[Collected data entries]
------------------------------------
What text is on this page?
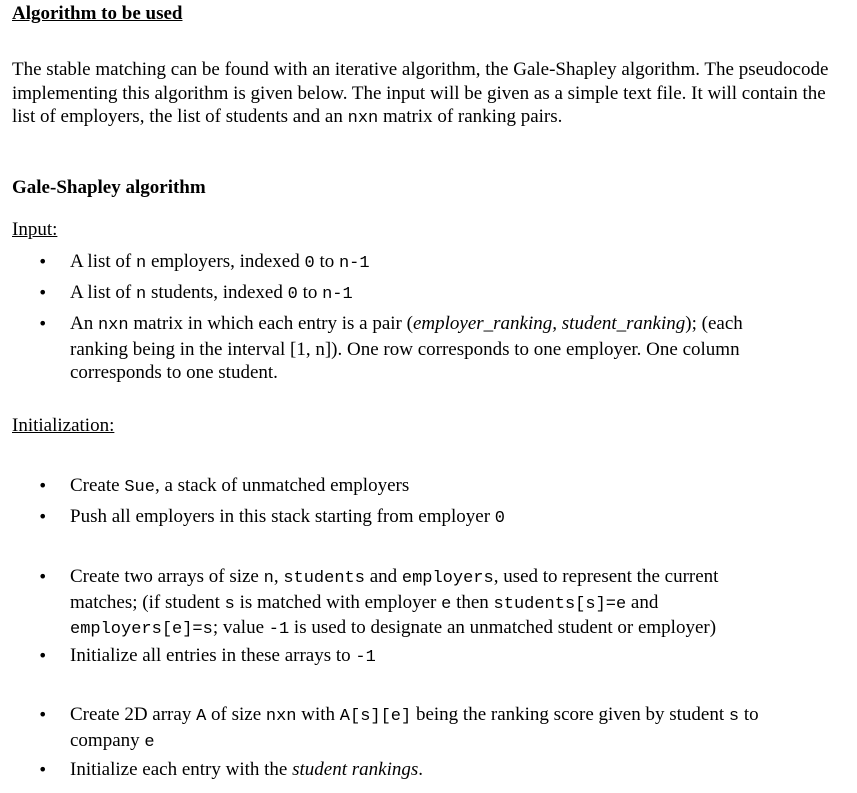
Algorithm to be used

The stable matching can be found with an iterative algorithm, the Gale-Shapley algorithm. The pseudocode implementing this algorithm is given below. The input will be given as a simple text file. It will contain the list of employers, the list of students and an nxn matrix of ranking pairs.

Gale-Shapley algorithm
Input:
• A list of n employers, indexed 0 to n-1
• A list of n students, indexed 0 to n-1
• An nxn matrix in which each entry is a pair (employer_ranking, student_ranking); (each ranking being in the interval [1, n]). One row corresponds to one employer. One column corresponds to one student.
Initialization:
• Create Sue, a stack of unmatched employers
• Push all employers in this stack starting from employer 0
• Create two arrays of size n, students and employers, used to represent the current matches; (if student s is matched with employer e then students[s]=e and employers[e]=s; value -1 is used to designate an unmatched student or employer)
• Initialize all entries in these arrays to -1
• Create 2D array A of size nxn with A[s][e] being the ranking score given by student s to company e
• Initialize each entry with the student rankings.
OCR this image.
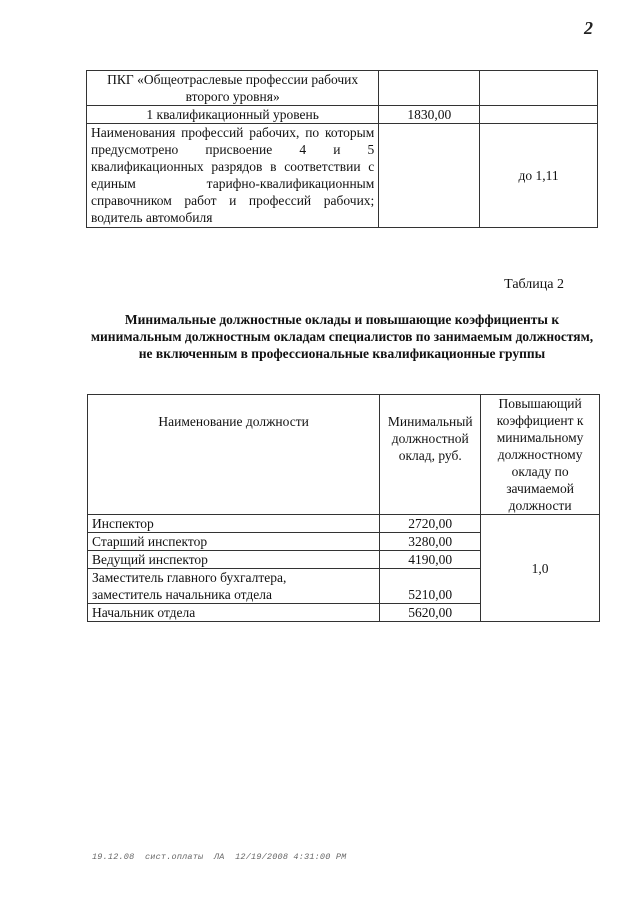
2
ПКГ «Общеотраслевые профессии рабочих второго уровня»		
1 квалификационный уровень	1830,00	
Наименования профессий рабочих, по которым предусмотрено присвоение 4 и 5 квалификационных разрядов в соответствии с единым тарифно-квалификационным справочником работ и профессий рабочих; водитель автомобиля		до 1,11
Таблица 2
Минимальные должностные оклады и повышающие коэффициенты к минимальным должностным окладам специалистов по занимаемым должностям, не включенным в профессиональные квалификационные группы
Наименование должности	Минимальный должностной оклад, руб.	Повышающий коэффициент к минимальному должностному окладу по зачимаемой должности
Инспектор	2720,00	1,0
Старший инспектор	3280,00	
Ведущий инспектор	4190,00	
Заместитель главного бухгалтера, заместитель начальника отдела	5210,00	
Начальник отдела	5620,00	
19.12.08  сист.оплаты  ЛА  12/19/2008 4:31:00 PM
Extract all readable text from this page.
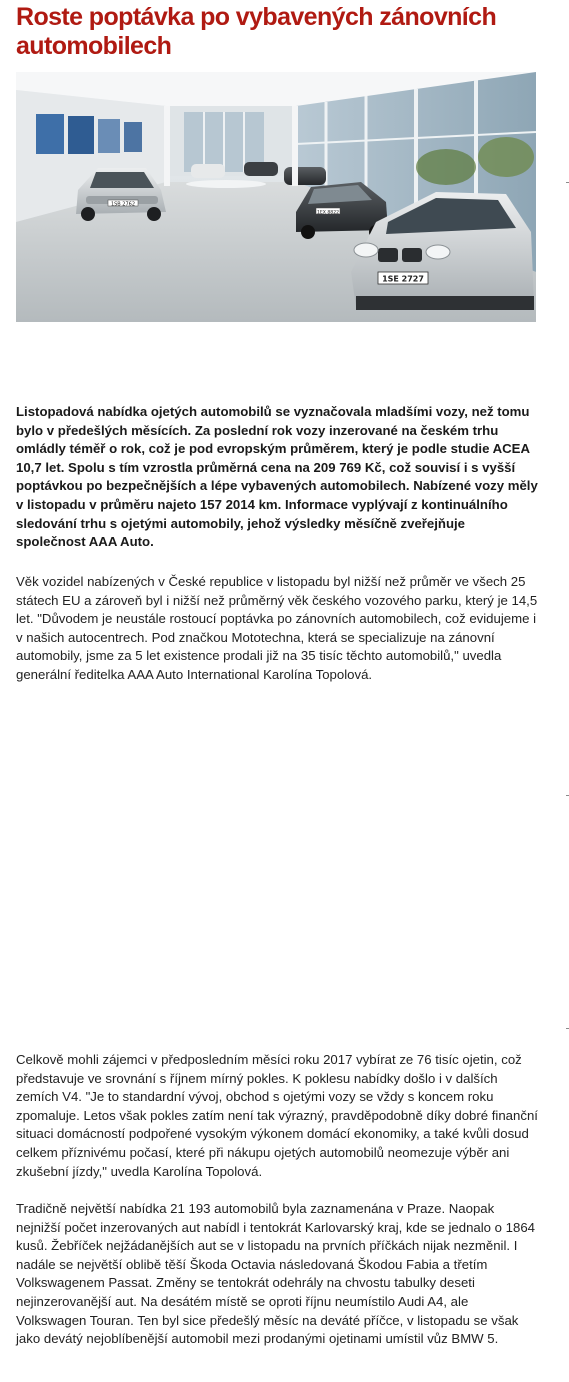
Roste poptávka po vybavených zánovních automobilech
1SB 2762
1EX 8822
1SE 2727

Listopadová nabídka ojetých automobilů se vyznačovala mladšími vozy, než tomu bylo v předešlých měsících. Za poslední rok vozy inzerované na českém trhu omládly téměř o rok, což je pod evropským průměrem, který je podle studie ACEA 10,7 let. Spolu s tím vzrostla průměrná cena na 209 769 Kč, což souvisí i s vyšší poptávkou po bezpečnějších a lépe vybavených automobilech. Nabízené vozy měly v listopadu v průměru najeto 157 2014 km. Informace vyplývají z kontinuálního sledování trhu s ojetými automobily, jehož výsledky měsíčně zveřejňuje společnost AAA Auto.

Věk vozidel nabízených v České republice v listopadu byl nižší než průměr ve všech 25 státech EU a zároveň byl i nižší než průměrný věk českého vozového parku, který je 14,5 let. "Důvodem je neustále rostoucí poptávka po zánovních automobilech, což evidujeme i v našich autocentrech. Pod značkou Mototechna, která se specializuje na zánovní automobily, jsme za 5 let existence prodali již na 35 tisíc těchto automobilů," uvedla generální ředitelka AAA Auto International Karolína Topolová.

Celkově mohli zájemci v předposledním měsíci roku 2017 vybírat ze 76 tisíc ojetin, což představuje ve srovnání s říjnem mírný pokles. K poklesu nabídky došlo i v dalších zemích V4. "Je to standardní vývoj, obchod s ojetými vozy se vždy s koncem roku zpomaluje. Letos však pokles zatím není tak výrazný, pravděpodobně díky dobré finanční situaci domácností podpořené vysokým výkonem domácí ekonomiky, a také kvůli dosud celkem příznivému počasí, které při nákupu ojetých automobilů neomezuje výběr ani zkušební jízdy," uvedla Karolína Topolová.

Tradičně největší nabídka 21 193 automobilů byla zaznamenána v Praze. Naopak nejnižší počet inzerovaných aut nabídl i tentokrát Karlovarský kraj, kde se jednalo o 1864 kusů. Žebříček nejžádanějších aut se v listopadu na prvních příčkách nijak nezměnil. I nadále se největší oblibě těší Škoda Octavia následovaná Škodou Fabia a třetím Volkswagenem Passat. Změny se tentokrát odehrály na chvostu tabulky deseti nejinzerovanější aut. Na desátém místě se oproti říjnu neumístilo Audi A4, ale Volkswagen Touran. Ten byl sice předešlý měsíc na deváté příčce, v listopadu se však jako devátý nejoblíbenější automobil mezi prodanými ojetinami umístil vůz BMW 5.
------------------------------------
__EXERCISE REQUIREMENTS__. Give back the whole listing as it stands, minus its pictures.

__THE RESPONSE__.
What text is on this page?
Algorithm to be used

The stable matching can be found with an iterative algorithm, the Gale-Shapley algorithm. The pseudocode implementing this algorithm is given below. The input will be given as a simple text file. It will contain the list of employers, the list of students and an nxn matrix of ranking pairs.

Gale-Shapley algorithm
Input:
• A list of n employers, indexed 0 to n-1
• A list of n students, indexed 0 to n-1
• An nxn matrix in which each entry is a pair (employer_ranking, student_ranking); (each ranking being in the interval [1, n]). One row corresponds to one employer. One column corresponds to one student.
Initialization:
• Create Sue, a stack of unmatched employers
• Push all employers in this stack starting from employer 0
• Create two arrays of size n, students and employers, used to represent the current matches; (if student s is matched with employer e then students[s]=e and employers[e]=s; value -1 is used to designate an unmatched student or employer)
• Initialize all entries in these arrays to -1
• Create 2D array A of size nxn with A[s][e] being the ranking score given by student s to company e
• Initialize each entry with the student rankings.
OCR this image.
2
ПКГ «Общеотраслевые профессии рабочих второго уровня»		
1 квалификационный уровень	1830,00	
Наименования профессий рабочих, по которым предусмотрено присвоение 4 и 5 квалификационных разрядов в соответствии с единым тарифно-квалификационным справочником работ и профессий рабочих; водитель автомобиля		до 1,11
Таблица 2
Минимальные должностные оклады и повышающие коэффициенты к минимальным должностным окладам специалистов по занимаемым должностям, не включенным в профессиональные квалификационные группы
Наименование должности	Минимальный должностной оклад, руб.	Повышающий коэффициент к минимальному должностному окладу по зачимаемой должности
Инспектор	2720,00	1,0
Старший инспектор	3280,00	
Ведущий инспектор	4190,00	
Заместитель главного бухгалтера, заместитель начальника отдела	5210,00	
Начальник отдела	5620,00	
19.12.08  сист.оплаты  ЛА  12/19/2008 4:31:00 PM
Extract all readable text from this page.
Roste poptávka po vybavených zánovních automobilech
1SB 2762
1EX 8822
1SE 2727

Listopadová nabídka ojetých automobilů se vyznačovala mladšími vozy, než tomu bylo v předešlých měsících. Za poslední rok vozy inzerované na českém trhu omládly téměř o rok, což je pod evropským průměrem, který je podle studie ACEA 10,7 let. Spolu s tím vzrostla průměrná cena na 209 769 Kč, což souvisí i s vyšší poptávkou po bezpečnějších a lépe vybavených automobilech. Nabízené vozy měly v listopadu v průměru najeto 157 2014 km. Informace vyplývají z kontinuálního sledování trhu s ojetými automobily, jehož výsledky měsíčně zveřejňuje společnost AAA Auto.

Věk vozidel nabízených v České republice v listopadu byl nižší než průměr ve všech 25 státech EU a zároveň byl i nižší než průměrný věk českého vozového parku, který je 14,5 let. "Důvodem je neustále rostoucí poptávka po zánovních automobilech, což evidujeme i v našich autocentrech. Pod značkou Mototechna, která se specializuje na zánovní automobily, jsme za 5 let existence prodali již na 35 tisíc těchto automobilů," uvedla generální ředitelka AAA Auto International Karolína Topolová.

Celkově mohli zájemci v předposledním měsíci roku 2017 vybírat ze 76 tisíc ojetin, což představuje ve srovnání s říjnem mírný pokles. K poklesu nabídky došlo i v dalších zemích V4. "Je to standardní vývoj, obchod s ojetými vozy se vždy s koncem roku zpomaluje. Letos však pokles zatím není tak výrazný, pravděpodobně díky dobré finanční situaci domácností podpořené vysokým výkonem domácí ekonomiky, a také kvůli dosud celkem příznivému počasí, které při nákupu ojetých automobilů neomezuje výběr ani zkušební jízdy," uvedla Karolína Topolová.

Tradičně největší nabídka 21 193 automobilů byla zaznamenána v Praze. Naopak nejnižší počet inzerovaných aut nabídl i tentokrát Karlovarský kraj, kde se jednalo o 1864 kusů. Žebříček nejžádanějších aut se v listopadu na prvních příčkách nijak nezměnil. I nadále se největší oblibě těší Škoda Octavia následovaná Škodou Fabia a třetím Volkswagenem Passat. Změny se tentokrát odehrály na chvostu tabulky deseti nejinzerovanější aut. Na desátém místě se oproti říjnu neumístilo Audi A4, ale Volkswagen Touran. Ten byl sice předešlý měsíc na deváté příčce, v listopadu se však jako devátý nejoblíbenější automobil mezi prodanými ojetinami umístil vůz BMW 5.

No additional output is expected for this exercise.